-- Listed entries --

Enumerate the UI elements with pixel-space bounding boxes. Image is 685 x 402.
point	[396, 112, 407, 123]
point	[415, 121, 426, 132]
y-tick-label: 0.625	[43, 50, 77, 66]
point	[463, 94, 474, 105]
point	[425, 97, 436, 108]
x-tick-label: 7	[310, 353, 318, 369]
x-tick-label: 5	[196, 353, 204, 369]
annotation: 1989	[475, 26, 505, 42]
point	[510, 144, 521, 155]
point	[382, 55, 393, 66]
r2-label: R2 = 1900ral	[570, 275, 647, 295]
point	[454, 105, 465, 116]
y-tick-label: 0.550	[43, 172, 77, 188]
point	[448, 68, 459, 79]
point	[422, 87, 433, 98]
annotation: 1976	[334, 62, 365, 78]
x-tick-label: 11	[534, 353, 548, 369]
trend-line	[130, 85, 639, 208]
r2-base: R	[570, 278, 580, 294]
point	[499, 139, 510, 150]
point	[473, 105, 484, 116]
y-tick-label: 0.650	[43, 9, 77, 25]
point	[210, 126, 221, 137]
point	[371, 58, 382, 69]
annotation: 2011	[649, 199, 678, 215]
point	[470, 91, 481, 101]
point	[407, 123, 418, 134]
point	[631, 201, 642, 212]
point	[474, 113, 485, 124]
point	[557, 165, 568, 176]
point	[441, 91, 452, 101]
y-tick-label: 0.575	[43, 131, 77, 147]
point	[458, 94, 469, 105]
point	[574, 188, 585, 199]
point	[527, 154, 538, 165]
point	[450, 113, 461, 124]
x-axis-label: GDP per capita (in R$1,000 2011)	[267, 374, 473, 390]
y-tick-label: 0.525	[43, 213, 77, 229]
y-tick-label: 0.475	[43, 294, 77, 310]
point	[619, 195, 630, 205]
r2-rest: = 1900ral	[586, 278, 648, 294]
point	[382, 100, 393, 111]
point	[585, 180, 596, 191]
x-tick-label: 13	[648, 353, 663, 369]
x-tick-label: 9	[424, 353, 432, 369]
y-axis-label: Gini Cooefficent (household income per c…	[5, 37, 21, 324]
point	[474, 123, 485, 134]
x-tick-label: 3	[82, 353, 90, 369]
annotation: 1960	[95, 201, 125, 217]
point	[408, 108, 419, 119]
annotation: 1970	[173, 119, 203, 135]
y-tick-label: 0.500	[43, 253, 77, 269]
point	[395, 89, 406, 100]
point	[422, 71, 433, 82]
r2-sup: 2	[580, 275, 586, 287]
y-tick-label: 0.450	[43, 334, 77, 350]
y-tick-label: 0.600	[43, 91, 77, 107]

-- Exercise --
Express the lines shown above as a JSON list of strings, one string per line, omitting any blank lines.

-- Answer below --
[
  "Enumerate the UI elements with pixel-space bounding boxes. Image is 685 x 402.",
  "point\t[396, 112, 407, 123]",
  "point\t[415, 121, 426, 132]",
  "y-tick-label: 0.625\t[43, 50, 77, 66]",
  "point\t[463, 94, 474, 105]",
  "point\t[425, 97, 436, 108]",
  "x-tick-label: 7\t[310, 353, 318, 369]",
  "x-tick-label: 5\t[196, 353, 204, 369]",
  "annotation: 1989\t[475, 26, 505, 42]",
  "point\t[510, 144, 521, 155]",
  "point\t[382, 55, 393, 66]",
  "r2-label: R2 = 1900ral\t[570, 275, 647, 295]",
  "point\t[454, 105, 465, 116]",
  "y-tick-label: 0.550\t[43, 172, 77, 188]",
  "point\t[448, 68, 459, 79]",
  "point\t[422, 87, 433, 98]",
  "annotation: 1976\t[334, 62, 365, 78]",
  "x-tick-label: 11\t[534, 353, 548, 369]",
  "trend-line\t[130, 85, 639, 208]",
  "r2-base: R\t[570, 278, 580, 294]",
  "point\t[499, 139, 510, 150]",
  "point\t[473, 105, 484, 116]",
  "y-tick-label: 0.650\t[43, 9, 77, 25]",
  "point\t[210, 126, 221, 137]",
  "point\t[371, 58, 382, 69]",
  "annotation: 2011\t[649, 199, 678, 215]",
  "point\t[470, 91, 481, 101]",
  "point\t[407, 123, 418, 134]",
  "point\t[631, 201, 642, 212]",
  "point\t[474, 113, 485, 124]",
  "point\t[557, 165, 568, 176]",
  "point\t[441, 91, 452, 101]",
  "y-tick-label: 0.575\t[43, 131, 77, 147]",
  "point\t[458, 94, 469, 105]",
  "point\t[574, 188, 585, 199]",
  "point\t[527, 154, 538, 165]",
  "point\t[450, 113, 461, 124]",
  "x-axis-label: GDP per capita (in R$1,000 2011)\t[267, 374, 473, 390]",
  "y-tick-label: 0.525\t[43, 213, 77, 229]",
  "y-tick-label: 0.475\t[43, 294, 77, 310]",
  "point\t[619, 195, 630, 205]",
  "r2-rest: = 1900ral\t[586, 278, 648, 294]",
  "point\t[382, 100, 393, 111]",
  "point\t[585, 180, 596, 191]",
  "x-tick-label: 13\t[648, 353, 663, 369]",
  "x-tick-label: 9\t[424, 353, 432, 369]",
  "y-axis-label: Gini Cooefficent (household income per c…\t[5, 37, 21, 324]",
  "point\t[474, 123, 485, 134]",
  "x-tick-label: 3\t[82, 353, 90, 369]",
  "annotation: 1960\t[95, 201, 125, 217]",
  "point\t[408, 108, 419, 119]",
  "annotation: 1970\t[173, 119, 203, 135]",
  "y-tick-label: 0.500\t[43, 253, 77, 269]",
  "point\t[395, 89, 406, 100]",
  "point\t[422, 71, 433, 82]",
  "r2-sup: 2\t[580, 275, 586, 287]",
  "y-tick-label: 0.450\t[43, 334, 77, 350]",
  "y-tick-label: 0.600\t[43, 91, 77, 107]"
]